• AIM:
Make an exact copy of all the entries, with the pictures left out.

• SUPPLIED RECORDS:
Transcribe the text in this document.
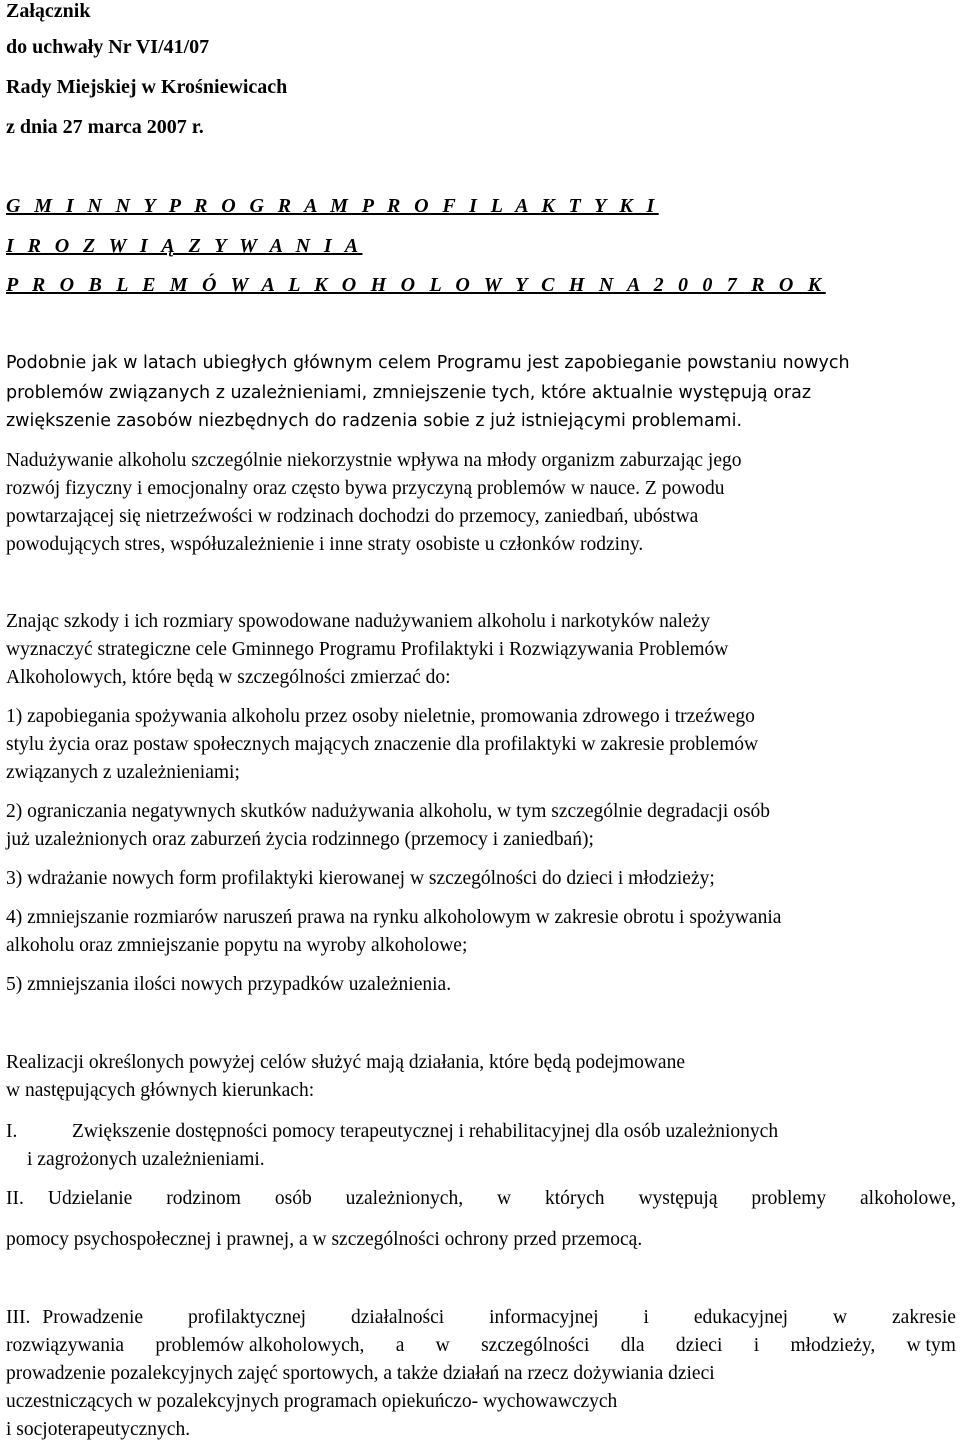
Załącznik
do uchwały Nr VI/41/07
Rady Miejskiej w Krośniewicach
z dnia 27 marca 2007 r.
G M I N N Y P R O G R A M P R O F I L A K T Y K I
I R O Z W I Ą Z Y W A N I A
P R O B L E M Ó W A L K O H O L O W Y C H N A 2 0 0 7 R O K
Podobnie jak w latach ubiegłych głównym celem Programu jest zapobieganie powstaniu nowych
problemów związanych z uzależnieniami, zmniejszenie tych, które aktualnie występują oraz
zwiększenie zasobów niezbędnych do radzenia sobie z już istniejącymi problemami.
Nadużywanie alkoholu szczególnie niekorzystnie wpływa na młody organizm zaburzając jego
rozwój fizyczny i emocjonalny oraz często bywa przyczyną problemów w nauce. Z powodu
powtarzającej się nietrzeźwości w rodzinach dochodzi do przemocy, zaniedbań, ubóstwa
powodujących stres, współuzależnienie i inne straty osobiste u członków rodziny.
Znając szkody i ich rozmiary spowodowane nadużywaniem alkoholu i narkotyków należy
wyznaczyć strategiczne cele Gminnego Programu Profilaktyki i Rozwiązywania Problemów
Alkoholowych, które będą w szczególności zmierzać do:
1) zapobiegania spożywania alkoholu przez osoby nieletnie, promowania zdrowego i trzeźwego
stylu życia oraz postaw społecznych mających znaczenie dla profilaktyki w zakresie problemów
związanych z uzależnieniami;
2) ograniczania negatywnych skutków nadużywania alkoholu, w tym szczególnie degradacji osób
już uzależnionych oraz zaburzeń życia rodzinnego (przemocy i zaniedbań);
3) wdrażanie nowych form profilaktyki kierowanej w szczególności do dzieci i młodzieży;
4) zmniejszanie rozmiarów naruszeń prawa na rynku alkoholowym w zakresie obrotu i spożywania
alkoholu oraz zmniejszanie popytu na wyroby alkoholowe;
5) zmniejszania ilości nowych przypadków uzależnienia.
Realizacji określonych powyżej celów służyć mają działania, które będą podejmowane
w następujących głównych kierunkach:
I.	Zwiększenie dostępności pomocy terapeutycznej i rehabilitacyjnej dla osób uzależnionych
i zagrożonych uzależnieniami.
II. Udzielanie rodzinom osób uzależnionych, w których występują problemy alkoholowe,
pomocy psychospołecznej i prawnej, a w szczególności ochrony przed przemocą.
III. Prowadzenie profilaktycznej działalności informacyjnej i edukacyjnej w zakresie
rozwiązywania problemów alkoholowych, a w szczególności dla dzieci i młodzieży, w tym
prowadzenie pozalekcyjnych zajęć sportowych, a także działań na rzecz dożywiania dzieci
uczestniczących w pozalekcyjnych programach opiekuńczo- wychowawczych
i socjoterapeutycznych.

• TASK OUTPUT:
Transcribe the text in this document.
Załącznik
do uchwały Nr VI/41/07
Rady Miejskiej w Krośniewicach
z dnia 27 marca 2007 r.
G M I N N Y P R O G R A M P R O F I L A K T Y K I
I R O Z W I Ą Z Y W A N I A
P R O B L E M Ó W A L K O H O L O W Y C H N A 2 0 0 7 R O K
Podobnie jak w latach ubiegłych głównym celem Programu jest zapobieganie powstaniu nowych
problemów związanych z uzależnieniami, zmniejszenie tych, które aktualnie występują oraz
zwiększenie zasobów niezbędnych do radzenia sobie z już istniejącymi problemami.
Nadużywanie alkoholu szczególnie niekorzystnie wpływa na młody organizm zaburzając jego
rozwój fizyczny i emocjonalny oraz często bywa przyczyną problemów w nauce. Z powodu
powtarzającej się nietrzeźwości w rodzinach dochodzi do przemocy, zaniedbań, ubóstwa
powodujących stres, współuzależnienie i inne straty osobiste u członków rodziny.
Znając szkody i ich rozmiary spowodowane nadużywaniem alkoholu i narkotyków należy
wyznaczyć strategiczne cele Gminnego Programu Profilaktyki i Rozwiązywania Problemów
Alkoholowych, które będą w szczególności zmierzać do:
1) zapobiegania spożywania alkoholu przez osoby nieletnie, promowania zdrowego i trzeźwego
stylu życia oraz postaw społecznych mających znaczenie dla profilaktyki w zakresie problemów
związanych z uzależnieniami;
2) ograniczania negatywnych skutków nadużywania alkoholu, w tym szczególnie degradacji osób
już uzależnionych oraz zaburzeń życia rodzinnego (przemocy i zaniedbań);
3) wdrażanie nowych form profilaktyki kierowanej w szczególności do dzieci i młodzieży;
4) zmniejszanie rozmiarów naruszeń prawa na rynku alkoholowym w zakresie obrotu i spożywania
alkoholu oraz zmniejszanie popytu na wyroby alkoholowe;
5) zmniejszania ilości nowych przypadków uzależnienia.
Realizacji określonych powyżej celów służyć mają działania, które będą podejmowane
w następujących głównych kierunkach:
I.	Zwiększenie dostępności pomocy terapeutycznej i rehabilitacyjnej dla osób uzależnionych
i zagrożonych uzależnieniami.
II. Udzielanie rodzinom osób uzależnionych, w których występują problemy alkoholowe,
pomocy psychospołecznej i prawnej, a w szczególności ochrony przed przemocą.
III. Prowadzenie profilaktycznej działalności informacyjnej i edukacyjnej w zakresie
rozwiązywania problemów alkoholowych, a w szczególności dla dzieci i młodzieży, w tym
prowadzenie pozalekcyjnych zajęć sportowych, a także działań na rzecz dożywiania dzieci
uczestniczących w pozalekcyjnych programach opiekuńczo- wychowawczych
i socjoterapeutycznych.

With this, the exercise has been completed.